### Task directions
The records below must be output exactly, without pictures.

________

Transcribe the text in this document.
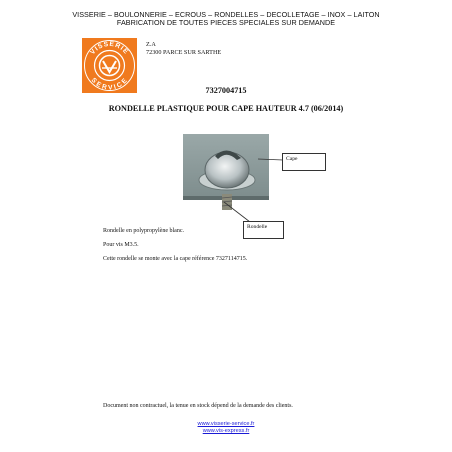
VISSERIE – BOULONNERIE – ECROUS – RONDELLES – DECOLLETAGE – INOX – LAITON
FABRICATION DE TOUTES PIECES SPECIALES SUR DEMANDE
VISSERIE
SERVICE
Z.A
72300 PARCE SUR SARTHE
7327004715
RONDELLE PLASTIQUE POUR CAPE HAUTEUR 4.7 (06/2014)
Cape
Rondelle
Rondelle en polypropylène blanc.
Pour vis M3.5.
Cette rondelle se monte avec la cape référence 7327114715.
Document non contractuel, la tenue en stock dépend de la demande des clients.
www.visserie-service.fr
www.vis-express.fr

________

### Solution for this problem
Transcribe the text in this document.
VISSERIE – BOULONNERIE – ECROUS – RONDELLES – DECOLLETAGE – INOX – LAITON
FABRICATION DE TOUTES PIECES SPECIALES SUR DEMANDE
VISSERIE
SERVICE
Z.A
72300 PARCE SUR SARTHE
7327004715
RONDELLE PLASTIQUE POUR CAPE HAUTEUR 4.7 (06/2014)
Cape
Rondelle
Rondelle en polypropylène blanc.
Pour vis M3.5.
Cette rondelle se monte avec la cape référence 7327114715.
Document non contractuel, la tenue en stock dépend de la demande des clients.
www.visserie-service.fr
www.vis-express.fr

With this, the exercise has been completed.